= EXERCISE GOAL =
The records below are to be quoted in full; please keep every word exact.
* * *
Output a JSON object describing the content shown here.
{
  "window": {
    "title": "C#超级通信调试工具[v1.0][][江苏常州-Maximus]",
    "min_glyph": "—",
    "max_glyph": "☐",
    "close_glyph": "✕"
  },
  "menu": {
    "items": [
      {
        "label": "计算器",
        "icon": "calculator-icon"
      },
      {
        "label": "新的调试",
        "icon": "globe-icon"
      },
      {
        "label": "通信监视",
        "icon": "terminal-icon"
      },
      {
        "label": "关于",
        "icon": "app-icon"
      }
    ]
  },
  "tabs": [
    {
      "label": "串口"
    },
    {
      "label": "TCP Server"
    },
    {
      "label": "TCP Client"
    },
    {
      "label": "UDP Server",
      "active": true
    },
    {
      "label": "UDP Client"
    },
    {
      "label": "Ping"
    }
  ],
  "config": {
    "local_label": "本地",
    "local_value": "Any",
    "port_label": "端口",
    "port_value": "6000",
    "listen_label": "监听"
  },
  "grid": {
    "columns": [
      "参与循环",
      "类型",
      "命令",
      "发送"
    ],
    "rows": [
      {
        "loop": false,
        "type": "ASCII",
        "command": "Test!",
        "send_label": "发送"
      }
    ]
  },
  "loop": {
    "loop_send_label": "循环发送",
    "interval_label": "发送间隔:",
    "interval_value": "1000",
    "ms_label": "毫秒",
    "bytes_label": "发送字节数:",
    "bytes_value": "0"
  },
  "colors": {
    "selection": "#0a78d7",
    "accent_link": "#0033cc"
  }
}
* * *
= RESULT OF THIS TASK =
Output a JSON object describing the content shown here.
{
  "window": {
    "title": "C#超级通信调试工具[v1.0][][江苏常州-Maximus]",
    "min_glyph": "—",
    "max_glyph": "☐",
    "close_glyph": "✕"
  },
  "menu": {
    "items": [
      {
        "label": "计算器",
        "icon": "calculator-icon"
      },
      {
        "label": "新的调试",
        "icon": "globe-icon"
      },
      {
        "label": "通信监视",
        "icon": "terminal-icon"
      },
      {
        "label": "关于",
        "icon": "app-icon"
      }
    ]
  },
  "tabs": [
    {
      "label": "串口"
    },
    {
      "label": "TCP Server"
    },
    {
      "label": "TCP Client"
    },
    {
      "label": "UDP Server",
      "active": true
    },
    {
      "label": "UDP Client"
    },
    {
      "label": "Ping"
    }
  ],
  "config": {
    "local_label": "本地",
    "local_value": "Any",
    "port_label": "端口",
    "port_value": "6000",
    "listen_label": "监听"
  },
  "grid": {
    "columns": [
      "参与循环",
      "类型",
      "命令",
      "发送"
    ],
    "rows": [
      {
        "loop": false,
        "type": "ASCII",
        "command": "Test!",
        "send_label": "发送"
      }
    ]
  },
  "loop": {
    "loop_send_label": "循环发送",
    "interval_label": "发送间隔:",
    "interval_value": "1000",
    "ms_label": "毫秒",
    "bytes_label": "发送字节数:",
    "bytes_value": "0"
  },
  "colors": {
    "selection": "#0a78d7",
    "accent_link": "#0033cc"
  }
}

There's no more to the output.